Copy these lines word for word, starting at the line that contains "Patent image size: (535, 303)." and ending at the line that contains "The valley 176 is at (193, 143).", with both of those lines included.

◆ **RECORD SET**

____

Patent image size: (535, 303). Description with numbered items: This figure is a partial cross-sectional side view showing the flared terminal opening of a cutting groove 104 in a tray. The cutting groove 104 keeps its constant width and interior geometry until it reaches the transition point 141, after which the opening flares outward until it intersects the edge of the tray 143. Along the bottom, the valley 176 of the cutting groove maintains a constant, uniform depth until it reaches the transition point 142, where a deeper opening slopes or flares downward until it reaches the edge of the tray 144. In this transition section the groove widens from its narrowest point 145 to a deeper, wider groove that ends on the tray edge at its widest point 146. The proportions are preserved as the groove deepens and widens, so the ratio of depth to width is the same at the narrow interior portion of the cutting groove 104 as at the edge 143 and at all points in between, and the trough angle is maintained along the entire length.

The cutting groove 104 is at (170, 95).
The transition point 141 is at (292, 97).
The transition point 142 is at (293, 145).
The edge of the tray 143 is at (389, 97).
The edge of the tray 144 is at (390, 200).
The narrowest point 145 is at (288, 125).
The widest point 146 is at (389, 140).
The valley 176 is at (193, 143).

____

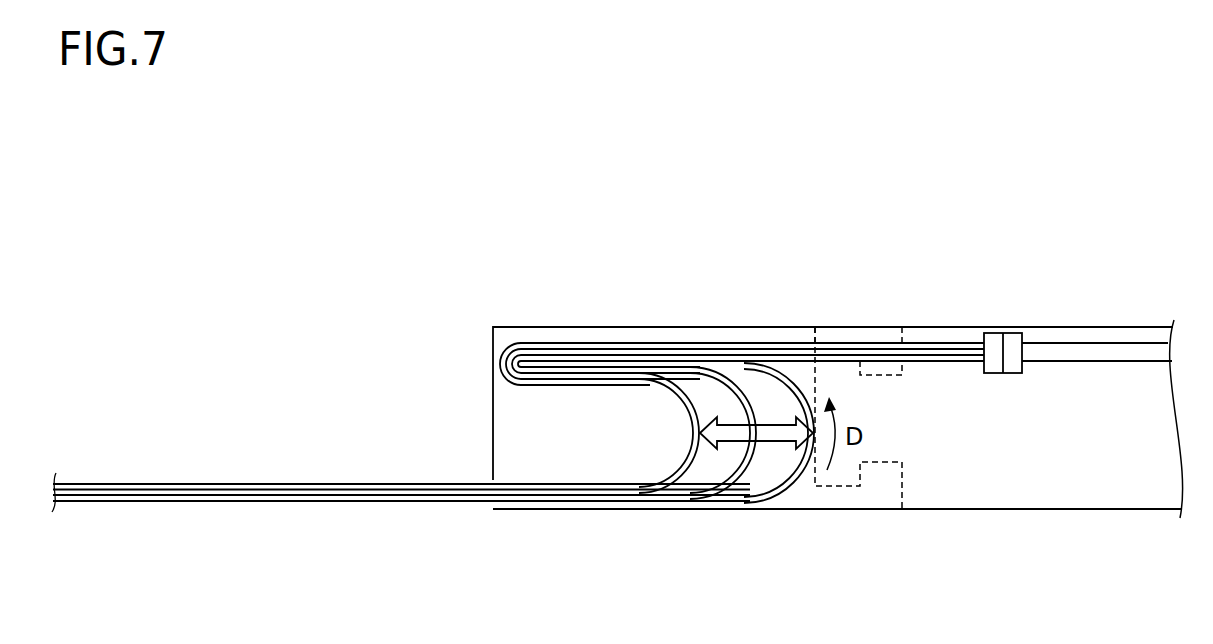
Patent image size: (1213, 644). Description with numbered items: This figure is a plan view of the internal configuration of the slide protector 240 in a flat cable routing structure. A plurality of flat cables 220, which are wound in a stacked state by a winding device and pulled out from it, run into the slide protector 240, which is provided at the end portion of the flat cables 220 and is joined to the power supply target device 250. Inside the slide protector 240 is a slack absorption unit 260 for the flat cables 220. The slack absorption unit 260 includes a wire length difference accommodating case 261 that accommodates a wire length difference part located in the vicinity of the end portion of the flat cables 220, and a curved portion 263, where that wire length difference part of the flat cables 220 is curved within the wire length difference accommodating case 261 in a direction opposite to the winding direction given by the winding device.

____

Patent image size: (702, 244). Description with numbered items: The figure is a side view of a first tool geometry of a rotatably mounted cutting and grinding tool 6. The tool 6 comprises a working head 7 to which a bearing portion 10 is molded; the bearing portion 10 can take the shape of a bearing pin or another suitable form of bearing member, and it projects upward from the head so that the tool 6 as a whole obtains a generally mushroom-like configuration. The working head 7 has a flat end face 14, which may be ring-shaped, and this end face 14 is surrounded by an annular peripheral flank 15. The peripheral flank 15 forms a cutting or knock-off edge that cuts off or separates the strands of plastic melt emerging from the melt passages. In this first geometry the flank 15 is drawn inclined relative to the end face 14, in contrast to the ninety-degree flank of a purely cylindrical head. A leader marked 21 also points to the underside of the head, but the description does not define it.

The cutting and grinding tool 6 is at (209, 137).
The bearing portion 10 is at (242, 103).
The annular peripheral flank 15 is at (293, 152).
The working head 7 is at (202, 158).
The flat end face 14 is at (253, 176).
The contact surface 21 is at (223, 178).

____

◆ **TASK OUTPUT**
Patent image size: (535, 303). Description with numbered items: This figure is a partial cross-sectional side view showing the flared terminal opening of a cutting groove 104 in a tray. The cutting groove 104 keeps its constant width and interior geometry until it reaches the transition point 141, after which the opening flares outward until it intersects the edge of the tray 143. Along the bottom, the valley 176 of the cutting groove maintains a constant, uniform depth until it reaches the transition point 142, where a deeper opening slopes or flares downward until it reaches the edge of the tray 144. In this transition section the groove widens from its narrowest point 145 to a deeper, wider groove that ends on the tray edge at its widest point 146. The proportions are preserved as the groove deepens and widens, so the ratio of depth to width is the same at the narrow interior portion of the cutting groove 104 as at the edge 143 and at all points in between, and the trough angle is maintained along the entire length.

The cutting groove 104 is at (170, 95).
The transition point 141 is at (292, 97).
The transition point 142 is at (293, 145).
The edge of the tray 143 is at (389, 97).
The edge of the tray 144 is at (390, 200).
The narrowest point 145 is at (288, 125).
The widest point 146 is at (389, 140).
The valley 176 is at (193, 143).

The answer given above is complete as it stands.